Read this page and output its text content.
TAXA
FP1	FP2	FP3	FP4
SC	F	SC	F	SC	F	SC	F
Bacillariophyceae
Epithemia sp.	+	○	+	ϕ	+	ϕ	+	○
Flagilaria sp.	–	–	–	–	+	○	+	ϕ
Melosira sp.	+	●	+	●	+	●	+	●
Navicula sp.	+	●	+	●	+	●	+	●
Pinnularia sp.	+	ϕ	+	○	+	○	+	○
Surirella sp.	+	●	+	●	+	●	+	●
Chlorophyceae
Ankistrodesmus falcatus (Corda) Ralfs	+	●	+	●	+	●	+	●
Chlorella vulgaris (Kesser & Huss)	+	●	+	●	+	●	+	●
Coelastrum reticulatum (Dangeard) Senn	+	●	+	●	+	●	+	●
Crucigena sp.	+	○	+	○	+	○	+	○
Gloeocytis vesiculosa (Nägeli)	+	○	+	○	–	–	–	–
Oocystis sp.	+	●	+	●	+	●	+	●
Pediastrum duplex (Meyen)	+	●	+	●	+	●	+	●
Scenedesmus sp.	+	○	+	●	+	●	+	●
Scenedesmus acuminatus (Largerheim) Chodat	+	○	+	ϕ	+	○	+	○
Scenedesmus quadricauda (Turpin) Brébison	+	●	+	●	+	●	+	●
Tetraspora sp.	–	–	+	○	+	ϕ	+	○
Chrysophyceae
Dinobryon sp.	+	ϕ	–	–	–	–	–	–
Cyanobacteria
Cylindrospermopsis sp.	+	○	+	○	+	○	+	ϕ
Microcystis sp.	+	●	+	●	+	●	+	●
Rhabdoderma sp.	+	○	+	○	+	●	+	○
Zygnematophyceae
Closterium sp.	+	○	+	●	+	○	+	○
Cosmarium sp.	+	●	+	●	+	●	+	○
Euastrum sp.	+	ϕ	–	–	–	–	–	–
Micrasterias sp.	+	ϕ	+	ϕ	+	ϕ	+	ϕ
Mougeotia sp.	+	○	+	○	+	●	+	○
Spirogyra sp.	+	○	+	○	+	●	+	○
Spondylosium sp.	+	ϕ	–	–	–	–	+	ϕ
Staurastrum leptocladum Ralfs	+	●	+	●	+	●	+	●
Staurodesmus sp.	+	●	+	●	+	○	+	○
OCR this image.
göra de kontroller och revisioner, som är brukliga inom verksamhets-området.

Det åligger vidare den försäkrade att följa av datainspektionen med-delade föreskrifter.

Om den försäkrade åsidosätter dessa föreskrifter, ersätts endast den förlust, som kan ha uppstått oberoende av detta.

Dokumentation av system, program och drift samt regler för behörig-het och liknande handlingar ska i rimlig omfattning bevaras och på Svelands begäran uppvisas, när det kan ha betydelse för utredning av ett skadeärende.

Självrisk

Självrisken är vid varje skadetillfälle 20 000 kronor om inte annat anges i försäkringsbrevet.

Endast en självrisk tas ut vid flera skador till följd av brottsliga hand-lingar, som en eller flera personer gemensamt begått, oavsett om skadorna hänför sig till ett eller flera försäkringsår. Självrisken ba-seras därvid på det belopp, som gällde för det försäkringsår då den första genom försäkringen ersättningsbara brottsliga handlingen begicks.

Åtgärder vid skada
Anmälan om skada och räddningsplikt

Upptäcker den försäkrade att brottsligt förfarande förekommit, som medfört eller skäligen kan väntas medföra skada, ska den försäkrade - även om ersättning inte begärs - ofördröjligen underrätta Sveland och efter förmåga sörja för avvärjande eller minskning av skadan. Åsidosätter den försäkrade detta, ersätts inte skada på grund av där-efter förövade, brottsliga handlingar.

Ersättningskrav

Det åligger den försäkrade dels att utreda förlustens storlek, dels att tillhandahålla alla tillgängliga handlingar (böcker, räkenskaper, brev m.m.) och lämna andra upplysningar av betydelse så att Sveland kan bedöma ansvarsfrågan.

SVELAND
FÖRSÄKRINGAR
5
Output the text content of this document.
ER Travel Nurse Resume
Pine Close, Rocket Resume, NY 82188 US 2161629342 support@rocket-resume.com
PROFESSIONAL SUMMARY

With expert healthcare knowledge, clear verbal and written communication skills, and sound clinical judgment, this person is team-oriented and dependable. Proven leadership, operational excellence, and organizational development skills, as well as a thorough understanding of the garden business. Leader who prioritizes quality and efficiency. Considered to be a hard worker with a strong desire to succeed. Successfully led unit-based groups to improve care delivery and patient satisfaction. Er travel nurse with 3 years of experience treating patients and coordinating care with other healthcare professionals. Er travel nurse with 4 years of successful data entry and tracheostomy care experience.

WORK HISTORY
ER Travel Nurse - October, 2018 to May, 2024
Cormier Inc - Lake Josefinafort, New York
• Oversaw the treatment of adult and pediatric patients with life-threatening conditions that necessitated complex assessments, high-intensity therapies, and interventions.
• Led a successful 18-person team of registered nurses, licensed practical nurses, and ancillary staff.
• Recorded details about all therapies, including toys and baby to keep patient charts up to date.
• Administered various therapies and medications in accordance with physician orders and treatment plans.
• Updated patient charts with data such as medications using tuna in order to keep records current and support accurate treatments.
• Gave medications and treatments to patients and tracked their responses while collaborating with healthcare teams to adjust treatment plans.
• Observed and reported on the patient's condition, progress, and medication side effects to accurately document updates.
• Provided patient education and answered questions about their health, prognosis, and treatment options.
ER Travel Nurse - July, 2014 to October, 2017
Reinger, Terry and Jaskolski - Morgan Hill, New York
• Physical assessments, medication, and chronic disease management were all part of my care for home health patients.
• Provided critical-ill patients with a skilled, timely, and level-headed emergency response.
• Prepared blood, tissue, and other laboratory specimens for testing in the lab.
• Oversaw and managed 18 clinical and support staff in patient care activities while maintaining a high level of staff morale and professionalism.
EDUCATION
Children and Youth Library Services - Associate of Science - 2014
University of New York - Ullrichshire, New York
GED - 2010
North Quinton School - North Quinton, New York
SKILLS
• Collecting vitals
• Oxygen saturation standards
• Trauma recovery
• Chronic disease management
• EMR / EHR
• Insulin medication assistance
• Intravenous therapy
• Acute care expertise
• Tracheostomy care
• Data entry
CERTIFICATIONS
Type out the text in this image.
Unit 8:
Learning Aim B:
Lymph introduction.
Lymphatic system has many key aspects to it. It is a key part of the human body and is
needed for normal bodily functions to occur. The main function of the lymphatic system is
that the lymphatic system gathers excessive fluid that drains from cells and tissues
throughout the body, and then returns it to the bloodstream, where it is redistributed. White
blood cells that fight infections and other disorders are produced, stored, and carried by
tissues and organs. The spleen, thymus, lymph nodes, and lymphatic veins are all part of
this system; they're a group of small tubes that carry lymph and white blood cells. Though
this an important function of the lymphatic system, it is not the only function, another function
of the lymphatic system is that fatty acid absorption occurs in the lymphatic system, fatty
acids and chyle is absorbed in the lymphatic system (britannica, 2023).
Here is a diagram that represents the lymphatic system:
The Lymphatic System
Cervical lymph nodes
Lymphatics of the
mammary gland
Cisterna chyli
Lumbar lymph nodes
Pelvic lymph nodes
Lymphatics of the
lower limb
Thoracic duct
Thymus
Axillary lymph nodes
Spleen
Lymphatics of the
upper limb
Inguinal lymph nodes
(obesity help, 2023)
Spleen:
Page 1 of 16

--------------------

:: YOUR ASSIGNMENT ::
Write the material out once more so that every line matches the original.

:: YOUR RESPONSE ::
Read this page and output its text content.
TAXA
FP1	FP2	FP3	FP4
SC	F	SC	F	SC	F	SC	F
Bacillariophyceae
Epithemia sp.	+	○	+	ϕ	+	ϕ	+	○
Flagilaria sp.	–	–	–	–	+	○	+	ϕ
Melosira sp.	+	●	+	●	+	●	+	●
Navicula sp.	+	●	+	●	+	●	+	●
Pinnularia sp.	+	ϕ	+	○	+	○	+	○
Surirella sp.	+	●	+	●	+	●	+	●
Chlorophyceae
Ankistrodesmus falcatus (Corda) Ralfs	+	●	+	●	+	●	+	●
Chlorella vulgaris (Kesser & Huss)	+	●	+	●	+	●	+	●
Coelastrum reticulatum (Dangeard) Senn	+	●	+	●	+	●	+	●
Crucigena sp.	+	○	+	○	+	○	+	○
Gloeocytis vesiculosa (Nägeli)	+	○	+	○	–	–	–	–
Oocystis sp.	+	●	+	●	+	●	+	●
Pediastrum duplex (Meyen)	+	●	+	●	+	●	+	●
Scenedesmus sp.	+	○	+	●	+	●	+	●
Scenedesmus acuminatus (Largerheim) Chodat	+	○	+	ϕ	+	○	+	○
Scenedesmus quadricauda (Turpin) Brébison	+	●	+	●	+	●	+	●
Tetraspora sp.	–	–	+	○	+	ϕ	+	○
Chrysophyceae
Dinobryon sp.	+	ϕ	–	–	–	–	–	–
Cyanobacteria
Cylindrospermopsis sp.	+	○	+	○	+	○	+	ϕ
Microcystis sp.	+	●	+	●	+	●	+	●
Rhabdoderma sp.	+	○	+	○	+	●	+	○
Zygnematophyceae
Closterium sp.	+	○	+	●	+	○	+	○
Cosmarium sp.	+	●	+	●	+	●	+	○
Euastrum sp.	+	ϕ	–	–	–	–	–	–
Micrasterias sp.	+	ϕ	+	ϕ	+	ϕ	+	ϕ
Mougeotia sp.	+	○	+	○	+	●	+	○
Spirogyra sp.	+	○	+	○	+	●	+	○
Spondylosium sp.	+	ϕ	–	–	–	–	+	ϕ
Staurastrum leptocladum Ralfs	+	●	+	●	+	●	+	●
Staurodesmus sp.	+	●	+	●	+	○	+	○
OCR this image.
göra de kontroller och revisioner, som är brukliga inom verksamhets-området.

Det åligger vidare den försäkrade att följa av datainspektionen med-delade föreskrifter.

Om den försäkrade åsidosätter dessa föreskrifter, ersätts endast den förlust, som kan ha uppstått oberoende av detta.

Dokumentation av system, program och drift samt regler för behörig-het och liknande handlingar ska i rimlig omfattning bevaras och på Svelands begäran uppvisas, när det kan ha betydelse för utredning av ett skadeärende.

Självrisk

Självrisken är vid varje skadetillfälle 20 000 kronor om inte annat anges i försäkringsbrevet.

Endast en självrisk tas ut vid flera skador till följd av brottsliga hand-lingar, som en eller flera personer gemensamt begått, oavsett om skadorna hänför sig till ett eller flera försäkringsår. Självrisken ba-seras därvid på det belopp, som gällde för det försäkringsår då den första genom försäkringen ersättningsbara brottsliga handlingen begicks.

Åtgärder vid skada
Anmälan om skada och räddningsplikt

Upptäcker den försäkrade att brottsligt förfarande förekommit, som medfört eller skäligen kan väntas medföra skada, ska den försäkrade - även om ersättning inte begärs - ofördröjligen underrätta Sveland och efter förmåga sörja för avvärjande eller minskning av skadan. Åsidosätter den försäkrade detta, ersätts inte skada på grund av där-efter förövade, brottsliga handlingar.

Ersättningskrav

Det åligger den försäkrade dels att utreda förlustens storlek, dels att tillhandahålla alla tillgängliga handlingar (böcker, räkenskaper, brev m.m.) och lämna andra upplysningar av betydelse så att Sveland kan bedöma ansvarsfrågan.

SVELAND
FÖRSÄKRINGAR
5
Output the text content of this document.
ER Travel Nurse Resume
Pine Close, Rocket Resume, NY 82188 US 2161629342 support@rocket-resume.com
PROFESSIONAL SUMMARY

With expert healthcare knowledge, clear verbal and written communication skills, and sound clinical judgment, this person is team-oriented and dependable. Proven leadership, operational excellence, and organizational development skills, as well as a thorough understanding of the garden business. Leader who prioritizes quality and efficiency. Considered to be a hard worker with a strong desire to succeed. Successfully led unit-based groups to improve care delivery and patient satisfaction. Er travel nurse with 3 years of experience treating patients and coordinating care with other healthcare professionals. Er travel nurse with 4 years of successful data entry and tracheostomy care experience.

WORK HISTORY
ER Travel Nurse - October, 2018 to May, 2024
Cormier Inc - Lake Josefinafort, New York
• Oversaw the treatment of adult and pediatric patients with life-threatening conditions that necessitated complex assessments, high-intensity therapies, and interventions.
• Led a successful 18-person team of registered nurses, licensed practical nurses, and ancillary staff.
• Recorded details about all therapies, including toys and baby to keep patient charts up to date.
• Administered various therapies and medications in accordance with physician orders and treatment plans.
• Updated patient charts with data such as medications using tuna in order to keep records current and support accurate treatments.
• Gave medications and treatments to patients and tracked their responses while collaborating with healthcare teams to adjust treatment plans.
• Observed and reported on the patient's condition, progress, and medication side effects to accurately document updates.
• Provided patient education and answered questions about their health, prognosis, and treatment options.
ER Travel Nurse - July, 2014 to October, 2017
Reinger, Terry and Jaskolski - Morgan Hill, New York
• Physical assessments, medication, and chronic disease management were all part of my care for home health patients.
• Provided critical-ill patients with a skilled, timely, and level-headed emergency response.
• Prepared blood, tissue, and other laboratory specimens for testing in the lab.
• Oversaw and managed 18 clinical and support staff in patient care activities while maintaining a high level of staff morale and professionalism.
EDUCATION
Children and Youth Library Services - Associate of Science - 2014
University of New York - Ullrichshire, New York
GED - 2010
North Quinton School - North Quinton, New York
SKILLS
• Collecting vitals
• Oxygen saturation standards
• Trauma recovery
• Chronic disease management
• EMR / EHR
• Insulin medication assistance
• Intravenous therapy
• Acute care expertise
• Tracheostomy care
• Data entry
CERTIFICATIONS
Type out the text in this image.
Unit 8:
Learning Aim B:
Lymph introduction.
Lymphatic system has many key aspects to it. It is a key part of the human body and is
needed for normal bodily functions to occur. The main function of the lymphatic system is
that the lymphatic system gathers excessive fluid that drains from cells and tissues
throughout the body, and then returns it to the bloodstream, where it is redistributed. White
blood cells that fight infections and other disorders are produced, stored, and carried by
tissues and organs. The spleen, thymus, lymph nodes, and lymphatic veins are all part of
this system; they're a group of small tubes that carry lymph and white blood cells. Though
this an important function of the lymphatic system, it is not the only function, another function
of the lymphatic system is that fatty acid absorption occurs in the lymphatic system, fatty
acids and chyle is absorbed in the lymphatic system (britannica, 2023).
Here is a diagram that represents the lymphatic system:
The Lymphatic System
Cervical lymph nodes
Lymphatics of the
mammary gland
Cisterna chyli
Lumbar lymph nodes
Pelvic lymph nodes
Lymphatics of the
lower limb
Thoracic duct
Thymus
Axillary lymph nodes
Spleen
Lymphatics of the
upper limb
Inguinal lymph nodes
(obesity help, 2023)
Spleen:
Page 1 of 16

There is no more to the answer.